**TASK BRIEF:**
Write out each line exactly as given. Leave the pictures out of your copy.
• • • •
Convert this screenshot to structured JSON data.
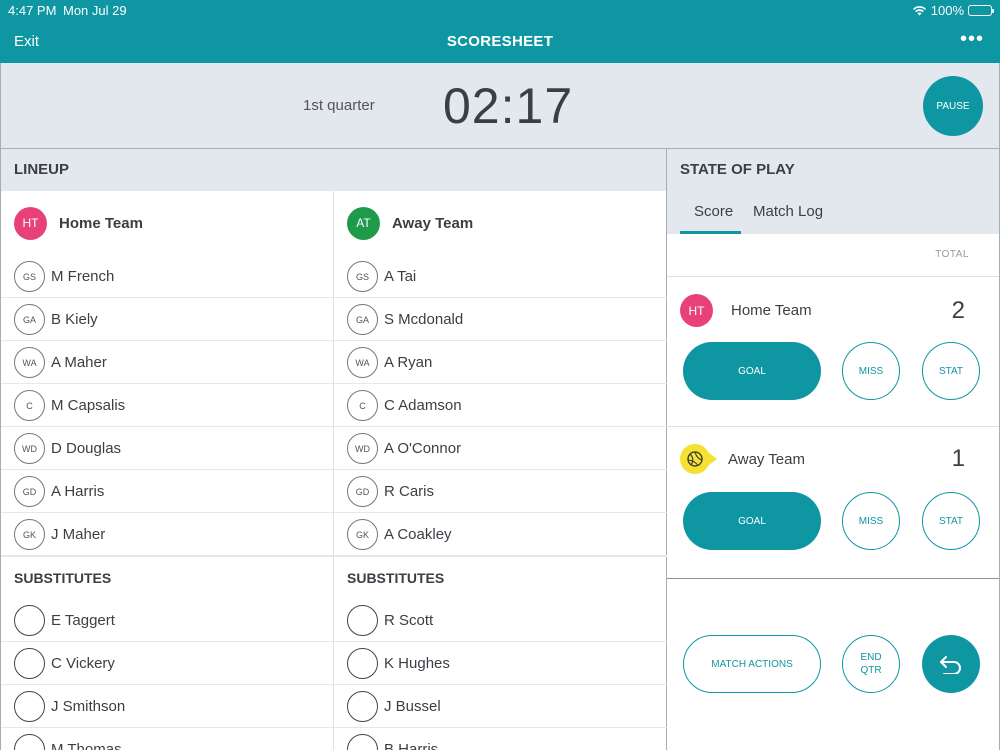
{
  "status": {
    "time": "4:47 PM",
    "date": "Mon Jul 29",
    "battery": "100%"
  },
  "nav": {
    "exit": "Exit",
    "title": "SCORESHEET"
  },
  "timer": {
    "quarter": "1st quarter",
    "clock": "02:17",
    "pause": "PAUSE"
  },
  "lineup": {
    "header": "LINEUP",
    "home": {
      "badge": "HT",
      "name": "Home Team",
      "color": "#e8407a",
      "players": [
        {
          "pos": "GS",
          "name": "M French"
        },
        {
          "pos": "GA",
          "name": "B Kiely"
        },
        {
          "pos": "WA",
          "name": "A Maher"
        },
        {
          "pos": "C",
          "name": "M Capsalis"
        },
        {
          "pos": "WD",
          "name": "D Douglas"
        },
        {
          "pos": "GD",
          "name": "A Harris"
        },
        {
          "pos": "GK",
          "name": "J Maher"
        }
      ],
      "subs_header": "SUBSTITUTES",
      "subs": [
        "E Taggert",
        "C Vickery",
        "J Smithson",
        "M Thomas"
      ]
    },
    "away": {
      "badge": "AT",
      "name": "Away Team",
      "color": "#1f9a4b",
      "players": [
        {
          "pos": "GS",
          "name": "A Tai"
        },
        {
          "pos": "GA",
          "name": "S Mcdonald"
        },
        {
          "pos": "WA",
          "name": "A Ryan"
        },
        {
          "pos": "C",
          "name": "C Adamson"
        },
        {
          "pos": "WD",
          "name": "A O'Connor"
        },
        {
          "pos": "GD",
          "name": "R Caris"
        },
        {
          "pos": "GK",
          "name": "A Coakley"
        }
      ],
      "subs_header": "SUBSTITUTES",
      "subs": [
        "R Scott",
        "K Hughes",
        "J Bussel",
        "B Harris"
      ]
    }
  },
  "state_of_play": {
    "header": "STATE OF PLAY",
    "tabs": [
      {
        "label": "Score",
        "active": true
      },
      {
        "label": "Match Log",
        "active": false
      }
    ],
    "total_label": "TOTAL",
    "home": {
      "badge": "HT",
      "name": "Home Team",
      "score": "2"
    },
    "away": {
      "name": "Away Team",
      "score": "1",
      "possession_icon": "netball-icon"
    },
    "buttons": {
      "goal": "GOAL",
      "miss": "MISS",
      "stat": "STAT"
    },
    "actions": {
      "match_actions": "MATCH ACTIONS",
      "end_qtr_1": "END",
      "end_qtr_2": "QTR",
      "undo_icon": "undo-icon"
    }
  },
  "colors": {
    "accent": "#0f96a3",
    "panel_bg": "#e3e7ee",
    "possession": "#f4e132"
  }
}
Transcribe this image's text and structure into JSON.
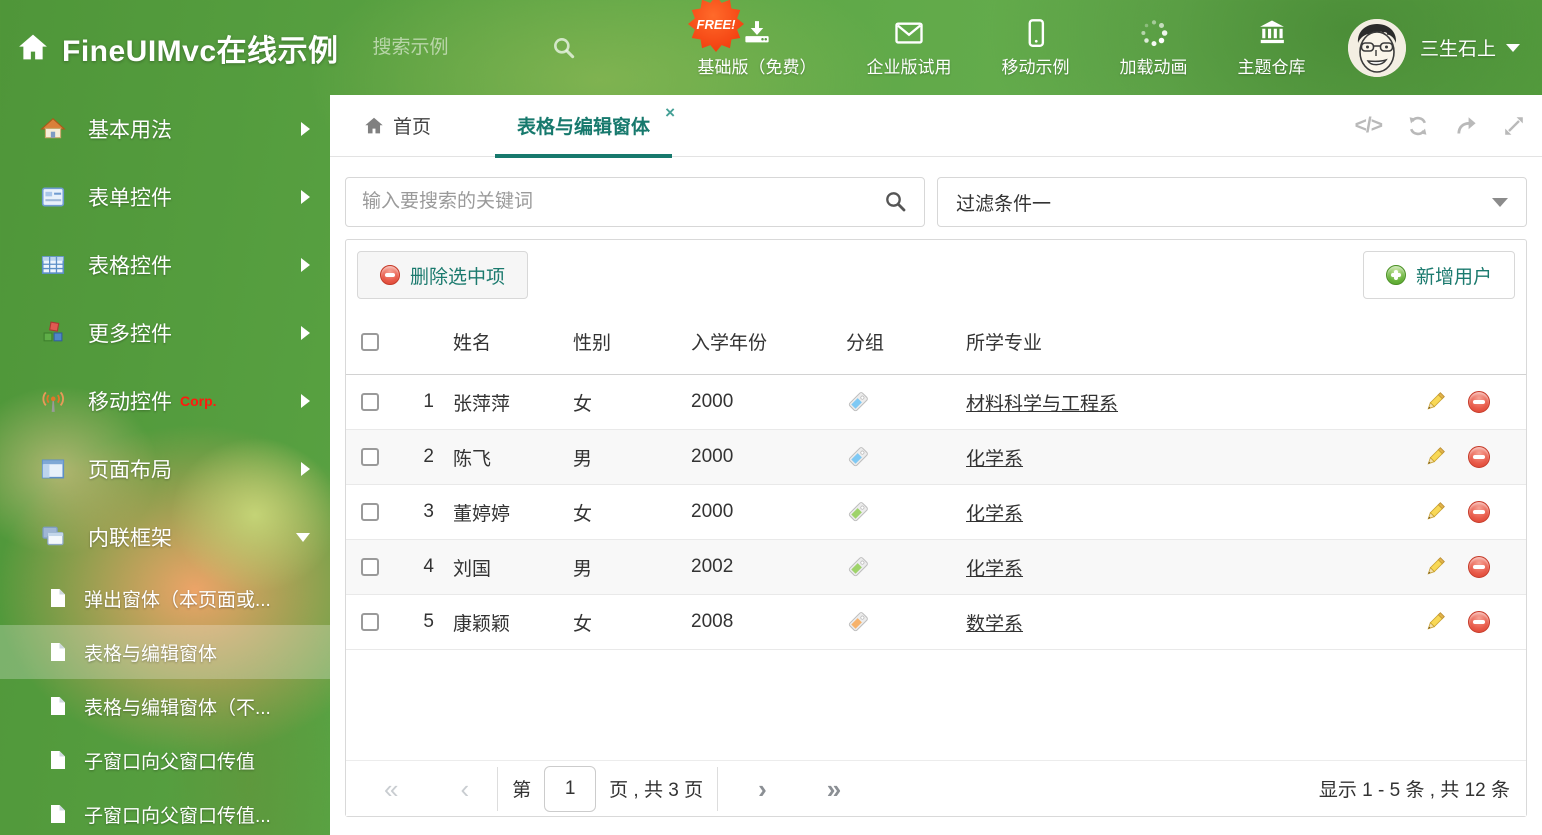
{
  "colors": {
    "accent_teal": "#17796d",
    "header_green": "#58a33e",
    "free_badge_orange": "#ff5126",
    "delete_red": "#e85948",
    "add_green": "#68b33b"
  },
  "header": {
    "title": "FineUIMvc在线示例",
    "search_placeholder": "搜索示例",
    "free_badge": "FREE!",
    "nav": [
      {
        "label": "基础版（免费）"
      },
      {
        "label": "企业版试用"
      },
      {
        "label": "移动示例"
      },
      {
        "label": "加载动画"
      },
      {
        "label": "主题仓库"
      }
    ],
    "user_name": "三生石上"
  },
  "sidebar": {
    "items": [
      {
        "label": "基本用法"
      },
      {
        "label": "表单控件"
      },
      {
        "label": "表格控件"
      },
      {
        "label": "更多控件"
      },
      {
        "label": "移动控件",
        "badge": "Corp."
      },
      {
        "label": "页面布局"
      },
      {
        "label": "内联框架"
      }
    ],
    "subitems": [
      {
        "label": "弹出窗体（本页面或..."
      },
      {
        "label": "表格与编辑窗体"
      },
      {
        "label": "表格与编辑窗体（不..."
      },
      {
        "label": "子窗口向父窗口传值"
      },
      {
        "label": "子窗口向父窗口传值..."
      }
    ]
  },
  "tabs": {
    "home_label": "首页",
    "active_label": "表格与编辑窗体"
  },
  "filter": {
    "search_placeholder": "输入要搜索的关键词",
    "dropdown_value": "过滤条件一"
  },
  "toolbar": {
    "delete_label": "删除选中项",
    "add_label": "新增用户"
  },
  "table": {
    "columns": {
      "name": "姓名",
      "gender": "性别",
      "year": "入学年份",
      "group": "分组",
      "major": "所学专业"
    },
    "rows": [
      {
        "index": "1",
        "name": "张萍萍",
        "gender": "女",
        "year": "2000",
        "tag_color": "#7fc9f4",
        "major": "材料科学与工程系"
      },
      {
        "index": "2",
        "name": "陈飞",
        "gender": "男",
        "year": "2000",
        "tag_color": "#7fc9f4",
        "major": "化学系"
      },
      {
        "index": "3",
        "name": "董婷婷",
        "gender": "女",
        "year": "2000",
        "tag_color": "#9ed36a",
        "major": "化学系"
      },
      {
        "index": "4",
        "name": "刘国",
        "gender": "男",
        "year": "2002",
        "tag_color": "#9ed36a",
        "major": "化学系"
      },
      {
        "index": "5",
        "name": "康颖颖",
        "gender": "女",
        "year": "2008",
        "tag_color": "#f6b26b",
        "major": "数学系"
      }
    ]
  },
  "pagination": {
    "page_prefix": "第",
    "page_value": "1",
    "page_suffix": "页 , 共 3 页",
    "summary": "显示 1 - 5 条 , 共 12 条"
  }
}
• • • •
**OUTPUT:**
Convert this screenshot to structured JSON data.
{
  "status": {
    "time": "4:47 PM",
    "date": "Mon Jul 29",
    "battery": "100%"
  },
  "nav": {
    "exit": "Exit",
    "title": "SCORESHEET"
  },
  "timer": {
    "quarter": "1st quarter",
    "clock": "02:17",
    "pause": "PAUSE"
  },
  "lineup": {
    "header": "LINEUP",
    "home": {
      "badge": "HT",
      "name": "Home Team",
      "color": "#e8407a",
      "players": [
        {
          "pos": "GS",
          "name": "M French"
        },
        {
          "pos": "GA",
          "name": "B Kiely"
        },
        {
          "pos": "WA",
          "name": "A Maher"
        },
        {
          "pos": "C",
          "name": "M Capsalis"
        },
        {
          "pos": "WD",
          "name": "D Douglas"
        },
        {
          "pos": "GD",
          "name": "A Harris"
        },
        {
          "pos": "GK",
          "name": "J Maher"
        }
      ],
      "subs_header": "SUBSTITUTES",
      "subs": [
        "E Taggert",
        "C Vickery",
        "J Smithson",
        "M Thomas"
      ]
    },
    "away": {
      "badge": "AT",
      "name": "Away Team",
      "color": "#1f9a4b",
      "players": [
        {
          "pos": "GS",
          "name": "A Tai"
        },
        {
          "pos": "GA",
          "name": "S Mcdonald"
        },
        {
          "pos": "WA",
          "name": "A Ryan"
        },
        {
          "pos": "C",
          "name": "C Adamson"
        },
        {
          "pos": "WD",
          "name": "A O'Connor"
        },
        {
          "pos": "GD",
          "name": "R Caris"
        },
        {
          "pos": "GK",
          "name": "A Coakley"
        }
      ],
      "subs_header": "SUBSTITUTES",
      "subs": [
        "R Scott",
        "K Hughes",
        "J Bussel",
        "B Harris"
      ]
    }
  },
  "state_of_play": {
    "header": "STATE OF PLAY",
    "tabs": [
      {
        "label": "Score",
        "active": true
      },
      {
        "label": "Match Log",
        "active": false
      }
    ],
    "total_label": "TOTAL",
    "home": {
      "badge": "HT",
      "name": "Home Team",
      "score": "2"
    },
    "away": {
      "name": "Away Team",
      "score": "1",
      "possession_icon": "netball-icon"
    },
    "buttons": {
      "goal": "GOAL",
      "miss": "MISS",
      "stat": "STAT"
    },
    "actions": {
      "match_actions": "MATCH ACTIONS",
      "end_qtr_1": "END",
      "end_qtr_2": "QTR",
      "undo_icon": "undo-icon"
    }
  },
  "colors": {
    "accent": "#0f96a3",
    "panel_bg": "#e3e7ee",
    "possession": "#f4e132"
  }
}
Transcribe this image's text and structure into JSON.
{
  "colors": {
    "accent_teal": "#17796d",
    "header_green": "#58a33e",
    "free_badge_orange": "#ff5126",
    "delete_red": "#e85948",
    "add_green": "#68b33b"
  },
  "header": {
    "title": "FineUIMvc在线示例",
    "search_placeholder": "搜索示例",
    "free_badge": "FREE!",
    "nav": [
      {
        "label": "基础版（免费）"
      },
      {
        "label": "企业版试用"
      },
      {
        "label": "移动示例"
      },
      {
        "label": "加载动画"
      },
      {
        "label": "主题仓库"
      }
    ],
    "user_name": "三生石上"
  },
  "sidebar": {
    "items": [
      {
        "label": "基本用法"
      },
      {
        "label": "表单控件"
      },
      {
        "label": "表格控件"
      },
      {
        "label": "更多控件"
      },
      {
        "label": "移动控件",
        "badge": "Corp."
      },
      {
        "label": "页面布局"
      },
      {
        "label": "内联框架"
      }
    ],
    "subitems": [
      {
        "label": "弹出窗体（本页面或..."
      },
      {
        "label": "表格与编辑窗体"
      },
      {
        "label": "表格与编辑窗体（不..."
      },
      {
        "label": "子窗口向父窗口传值"
      },
      {
        "label": "子窗口向父窗口传值..."
      }
    ]
  },
  "tabs": {
    "home_label": "首页",
    "active_label": "表格与编辑窗体"
  },
  "filter": {
    "search_placeholder": "输入要搜索的关键词",
    "dropdown_value": "过滤条件一"
  },
  "toolbar": {
    "delete_label": "删除选中项",
    "add_label": "新增用户"
  },
  "table": {
    "columns": {
      "name": "姓名",
      "gender": "性别",
      "year": "入学年份",
      "group": "分组",
      "major": "所学专业"
    },
    "rows": [
      {
        "index": "1",
        "name": "张萍萍",
        "gender": "女",
        "year": "2000",
        "tag_color": "#7fc9f4",
        "major": "材料科学与工程系"
      },
      {
        "index": "2",
        "name": "陈飞",
        "gender": "男",
        "year": "2000",
        "tag_color": "#7fc9f4",
        "major": "化学系"
      },
      {
        "index": "3",
        "name": "董婷婷",
        "gender": "女",
        "year": "2000",
        "tag_color": "#9ed36a",
        "major": "化学系"
      },
      {
        "index": "4",
        "name": "刘国",
        "gender": "男",
        "year": "2002",
        "tag_color": "#9ed36a",
        "major": "化学系"
      },
      {
        "index": "5",
        "name": "康颖颖",
        "gender": "女",
        "year": "2008",
        "tag_color": "#f6b26b",
        "major": "数学系"
      }
    ]
  },
  "pagination": {
    "page_prefix": "第",
    "page_value": "1",
    "page_suffix": "页 , 共 3 页",
    "summary": "显示 1 - 5 条 , 共 12 条"
  }
}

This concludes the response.